== EXTRACTED INFORMATION ==
──────

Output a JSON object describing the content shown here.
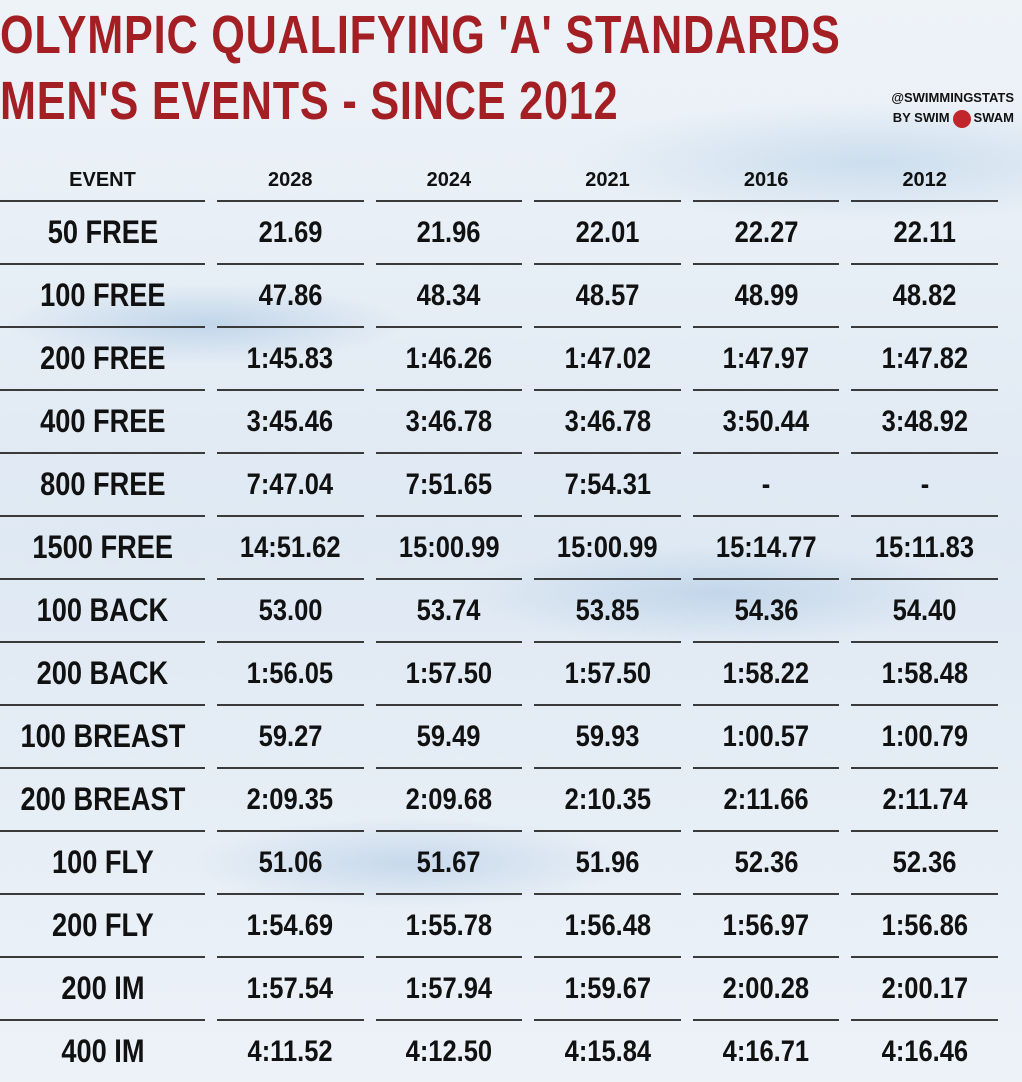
{
  "header": {
    "title": [
      "OLYMPIC QUALIFYING 'A' STANDARDS",
      "MEN'S EVENTS - SINCE 2012"
    ],
    "credit": [
      "@SWIMMINGSTATS",
      "BY SWIM",
      "SWAM"
    ]
  },
  "table": {
    "columns": [
      "EVENT",
      "2028",
      "2024",
      "2021",
      "2016",
      "2012"
    ],
    "rows": [
      [
        "50 FREE",
        "21.69",
        "21.96",
        "22.01",
        "22.27",
        "22.11"
      ],
      [
        "100 FREE",
        "47.86",
        "48.34",
        "48.57",
        "48.99",
        "48.82"
      ],
      [
        "200 FREE",
        "1:45.83",
        "1:46.26",
        "1:47.02",
        "1:47.97",
        "1:47.82"
      ],
      [
        "400 FREE",
        "3:45.46",
        "3:46.78",
        "3:46.78",
        "3:50.44",
        "3:48.92"
      ],
      [
        "800 FREE",
        "7:47.04",
        "7:51.65",
        "7:54.31",
        "-",
        "-"
      ],
      [
        "1500 FREE",
        "14:51.62",
        "15:00.99",
        "15:00.99",
        "15:14.77",
        "15:11.83"
      ],
      [
        "100 BACK",
        "53.00",
        "53.74",
        "53.85",
        "54.36",
        "54.40"
      ],
      [
        "200 BACK",
        "1:56.05",
        "1:57.50",
        "1:57.50",
        "1:58.22",
        "1:58.48"
      ],
      [
        "100 BREAST",
        "59.27",
        "59.49",
        "59.93",
        "1:00.57",
        "1:00.79"
      ],
      [
        "200 BREAST",
        "2:09.35",
        "2:09.68",
        "2:10.35",
        "2:11.66",
        "2:11.74"
      ],
      [
        "100 FLY",
        "51.06",
        "51.67",
        "51.96",
        "52.36",
        "52.36"
      ],
      [
        "200 FLY",
        "1:54.69",
        "1:55.78",
        "1:56.48",
        "1:56.97",
        "1:56.86"
      ],
      [
        "200 IM",
        "1:57.54",
        "1:57.94",
        "1:59.67",
        "2:00.28",
        "2:00.17"
      ],
      [
        "400 IM",
        "4:11.52",
        "4:12.50",
        "4:15.84",
        "4:16.71",
        "4:16.46"
      ]
    ]
  }
}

──────

== PROMPT ==
Print the records above exactly as they stand, but leave out the pictures.

== ANSWER TO THE EXERCISE ==
Output a JSON object describing the content shown here.
{
  "header": {
    "title": [
      "OLYMPIC QUALIFYING 'A' STANDARDS",
      "MEN'S EVENTS - SINCE 2012"
    ],
    "credit": [
      "@SWIMMINGSTATS",
      "BY SWIM",
      "SWAM"
    ]
  },
  "table": {
    "columns": [
      "EVENT",
      "2028",
      "2024",
      "2021",
      "2016",
      "2012"
    ],
    "rows": [
      [
        "50 FREE",
        "21.69",
        "21.96",
        "22.01",
        "22.27",
        "22.11"
      ],
      [
        "100 FREE",
        "47.86",
        "48.34",
        "48.57",
        "48.99",
        "48.82"
      ],
      [
        "200 FREE",
        "1:45.83",
        "1:46.26",
        "1:47.02",
        "1:47.97",
        "1:47.82"
      ],
      [
        "400 FREE",
        "3:45.46",
        "3:46.78",
        "3:46.78",
        "3:50.44",
        "3:48.92"
      ],
      [
        "800 FREE",
        "7:47.04",
        "7:51.65",
        "7:54.31",
        "-",
        "-"
      ],
      [
        "1500 FREE",
        "14:51.62",
        "15:00.99",
        "15:00.99",
        "15:14.77",
        "15:11.83"
      ],
      [
        "100 BACK",
        "53.00",
        "53.74",
        "53.85",
        "54.36",
        "54.40"
      ],
      [
        "200 BACK",
        "1:56.05",
        "1:57.50",
        "1:57.50",
        "1:58.22",
        "1:58.48"
      ],
      [
        "100 BREAST",
        "59.27",
        "59.49",
        "59.93",
        "1:00.57",
        "1:00.79"
      ],
      [
        "200 BREAST",
        "2:09.35",
        "2:09.68",
        "2:10.35",
        "2:11.66",
        "2:11.74"
      ],
      [
        "100 FLY",
        "51.06",
        "51.67",
        "51.96",
        "52.36",
        "52.36"
      ],
      [
        "200 FLY",
        "1:54.69",
        "1:55.78",
        "1:56.48",
        "1:56.97",
        "1:56.86"
      ],
      [
        "200 IM",
        "1:57.54",
        "1:57.94",
        "1:59.67",
        "2:00.28",
        "2:00.17"
      ],
      [
        "400 IM",
        "4:11.52",
        "4:12.50",
        "4:15.84",
        "4:16.71",
        "4:16.46"
      ]
    ]
  }
}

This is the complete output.